— Start —

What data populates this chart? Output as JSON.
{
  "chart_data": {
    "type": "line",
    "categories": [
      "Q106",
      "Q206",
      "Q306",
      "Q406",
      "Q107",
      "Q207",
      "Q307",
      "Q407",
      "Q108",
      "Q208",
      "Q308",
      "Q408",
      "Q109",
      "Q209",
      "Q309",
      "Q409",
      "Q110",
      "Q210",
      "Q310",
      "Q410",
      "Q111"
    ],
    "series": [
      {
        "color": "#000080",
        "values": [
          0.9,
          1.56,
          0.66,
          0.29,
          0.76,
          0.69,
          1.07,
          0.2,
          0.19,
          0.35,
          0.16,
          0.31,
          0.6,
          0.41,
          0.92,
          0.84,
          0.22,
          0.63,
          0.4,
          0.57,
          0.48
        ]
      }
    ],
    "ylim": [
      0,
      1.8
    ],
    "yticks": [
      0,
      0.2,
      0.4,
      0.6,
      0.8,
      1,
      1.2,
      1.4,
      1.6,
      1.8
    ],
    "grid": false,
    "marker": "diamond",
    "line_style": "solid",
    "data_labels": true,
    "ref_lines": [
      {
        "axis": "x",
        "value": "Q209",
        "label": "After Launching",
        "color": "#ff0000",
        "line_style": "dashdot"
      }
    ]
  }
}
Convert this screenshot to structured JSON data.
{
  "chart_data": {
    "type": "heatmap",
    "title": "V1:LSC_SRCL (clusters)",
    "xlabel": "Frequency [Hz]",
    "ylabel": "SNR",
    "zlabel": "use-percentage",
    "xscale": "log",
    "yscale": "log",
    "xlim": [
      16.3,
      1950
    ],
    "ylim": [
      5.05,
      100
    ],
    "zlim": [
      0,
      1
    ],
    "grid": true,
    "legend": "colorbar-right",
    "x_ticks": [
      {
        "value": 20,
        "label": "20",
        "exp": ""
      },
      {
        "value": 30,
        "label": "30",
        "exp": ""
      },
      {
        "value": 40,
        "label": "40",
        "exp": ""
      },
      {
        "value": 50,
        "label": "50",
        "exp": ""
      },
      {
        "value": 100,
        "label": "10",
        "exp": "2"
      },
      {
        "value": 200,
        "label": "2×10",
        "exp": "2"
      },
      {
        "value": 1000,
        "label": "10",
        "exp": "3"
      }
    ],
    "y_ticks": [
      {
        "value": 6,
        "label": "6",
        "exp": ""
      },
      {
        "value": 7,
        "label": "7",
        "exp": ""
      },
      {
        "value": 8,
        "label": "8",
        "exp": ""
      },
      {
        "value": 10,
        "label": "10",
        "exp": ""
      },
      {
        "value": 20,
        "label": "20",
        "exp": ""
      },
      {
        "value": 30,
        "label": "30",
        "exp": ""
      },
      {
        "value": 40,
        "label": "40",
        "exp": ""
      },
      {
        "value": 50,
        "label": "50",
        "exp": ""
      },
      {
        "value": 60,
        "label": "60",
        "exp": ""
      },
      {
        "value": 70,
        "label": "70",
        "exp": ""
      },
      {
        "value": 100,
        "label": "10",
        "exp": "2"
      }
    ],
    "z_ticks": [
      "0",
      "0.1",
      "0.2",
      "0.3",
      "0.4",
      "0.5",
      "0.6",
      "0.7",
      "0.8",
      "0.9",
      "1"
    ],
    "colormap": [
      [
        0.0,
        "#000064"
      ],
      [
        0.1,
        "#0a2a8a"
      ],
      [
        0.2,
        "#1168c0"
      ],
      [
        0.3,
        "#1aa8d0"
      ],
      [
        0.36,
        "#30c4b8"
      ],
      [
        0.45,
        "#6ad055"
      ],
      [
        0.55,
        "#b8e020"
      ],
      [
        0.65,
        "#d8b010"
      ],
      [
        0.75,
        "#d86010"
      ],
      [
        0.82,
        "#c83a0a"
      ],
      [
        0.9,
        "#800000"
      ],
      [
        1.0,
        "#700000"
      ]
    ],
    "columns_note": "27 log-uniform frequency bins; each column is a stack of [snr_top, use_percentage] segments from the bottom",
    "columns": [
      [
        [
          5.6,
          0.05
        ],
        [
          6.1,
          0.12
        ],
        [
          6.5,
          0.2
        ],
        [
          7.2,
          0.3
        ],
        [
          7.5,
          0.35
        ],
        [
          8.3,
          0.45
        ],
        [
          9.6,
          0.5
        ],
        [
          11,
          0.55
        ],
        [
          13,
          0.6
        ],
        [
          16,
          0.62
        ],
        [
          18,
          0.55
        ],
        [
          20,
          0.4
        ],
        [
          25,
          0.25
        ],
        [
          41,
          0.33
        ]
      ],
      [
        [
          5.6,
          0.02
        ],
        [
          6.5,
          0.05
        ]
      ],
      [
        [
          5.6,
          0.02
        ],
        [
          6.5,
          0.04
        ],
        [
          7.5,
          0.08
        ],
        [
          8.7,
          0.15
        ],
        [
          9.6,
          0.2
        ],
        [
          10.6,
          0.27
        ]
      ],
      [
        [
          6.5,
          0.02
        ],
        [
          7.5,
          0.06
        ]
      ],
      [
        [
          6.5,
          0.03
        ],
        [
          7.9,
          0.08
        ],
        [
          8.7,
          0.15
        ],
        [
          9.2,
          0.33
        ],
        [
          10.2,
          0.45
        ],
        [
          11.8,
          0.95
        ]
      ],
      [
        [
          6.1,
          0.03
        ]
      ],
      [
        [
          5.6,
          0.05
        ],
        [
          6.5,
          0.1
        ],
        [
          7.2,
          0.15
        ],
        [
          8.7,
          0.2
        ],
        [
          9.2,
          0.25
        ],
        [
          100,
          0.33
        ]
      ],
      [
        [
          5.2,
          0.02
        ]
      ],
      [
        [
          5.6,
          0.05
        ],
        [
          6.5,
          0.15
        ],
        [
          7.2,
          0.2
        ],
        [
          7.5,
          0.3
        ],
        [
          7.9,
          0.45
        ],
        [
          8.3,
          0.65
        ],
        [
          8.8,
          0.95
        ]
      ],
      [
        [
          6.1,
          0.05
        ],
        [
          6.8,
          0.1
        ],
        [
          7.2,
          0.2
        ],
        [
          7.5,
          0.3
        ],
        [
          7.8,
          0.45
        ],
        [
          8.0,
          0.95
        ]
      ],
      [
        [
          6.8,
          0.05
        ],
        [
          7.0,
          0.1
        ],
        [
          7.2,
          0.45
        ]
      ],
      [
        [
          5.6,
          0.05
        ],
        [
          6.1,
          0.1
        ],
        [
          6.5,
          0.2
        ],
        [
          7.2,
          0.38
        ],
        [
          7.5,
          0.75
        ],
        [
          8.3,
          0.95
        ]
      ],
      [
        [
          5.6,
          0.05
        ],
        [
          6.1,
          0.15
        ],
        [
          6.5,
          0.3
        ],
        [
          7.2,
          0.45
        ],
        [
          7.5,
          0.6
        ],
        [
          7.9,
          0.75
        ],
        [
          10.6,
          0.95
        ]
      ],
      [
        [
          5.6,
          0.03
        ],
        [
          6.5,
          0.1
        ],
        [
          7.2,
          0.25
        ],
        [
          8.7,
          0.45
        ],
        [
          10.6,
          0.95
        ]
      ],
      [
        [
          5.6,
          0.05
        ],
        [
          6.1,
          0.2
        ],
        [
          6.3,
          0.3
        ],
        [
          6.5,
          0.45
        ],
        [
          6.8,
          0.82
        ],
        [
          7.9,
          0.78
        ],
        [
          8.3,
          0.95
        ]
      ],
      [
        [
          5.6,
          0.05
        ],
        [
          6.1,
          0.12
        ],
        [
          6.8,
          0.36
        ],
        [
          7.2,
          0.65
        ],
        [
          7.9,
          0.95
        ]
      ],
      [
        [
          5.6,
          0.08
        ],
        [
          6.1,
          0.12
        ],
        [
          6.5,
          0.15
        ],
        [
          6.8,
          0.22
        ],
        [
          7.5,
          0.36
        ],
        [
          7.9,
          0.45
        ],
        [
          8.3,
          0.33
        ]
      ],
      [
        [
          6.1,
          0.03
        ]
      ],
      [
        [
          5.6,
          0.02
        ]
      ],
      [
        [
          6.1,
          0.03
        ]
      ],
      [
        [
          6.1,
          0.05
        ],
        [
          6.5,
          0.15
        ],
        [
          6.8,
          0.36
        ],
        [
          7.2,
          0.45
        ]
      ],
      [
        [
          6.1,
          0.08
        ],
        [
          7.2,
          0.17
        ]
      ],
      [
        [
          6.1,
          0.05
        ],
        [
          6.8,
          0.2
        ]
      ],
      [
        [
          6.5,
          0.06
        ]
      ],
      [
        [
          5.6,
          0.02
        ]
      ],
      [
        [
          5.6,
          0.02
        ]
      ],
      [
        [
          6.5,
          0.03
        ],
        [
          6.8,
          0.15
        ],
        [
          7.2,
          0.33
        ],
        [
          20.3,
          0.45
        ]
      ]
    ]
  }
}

— End —

Extract all lines containing the word "JSON".

FULL SOLUTION:
What data populates this chart? Output as JSON.
Convert this screenshot to structured JSON data.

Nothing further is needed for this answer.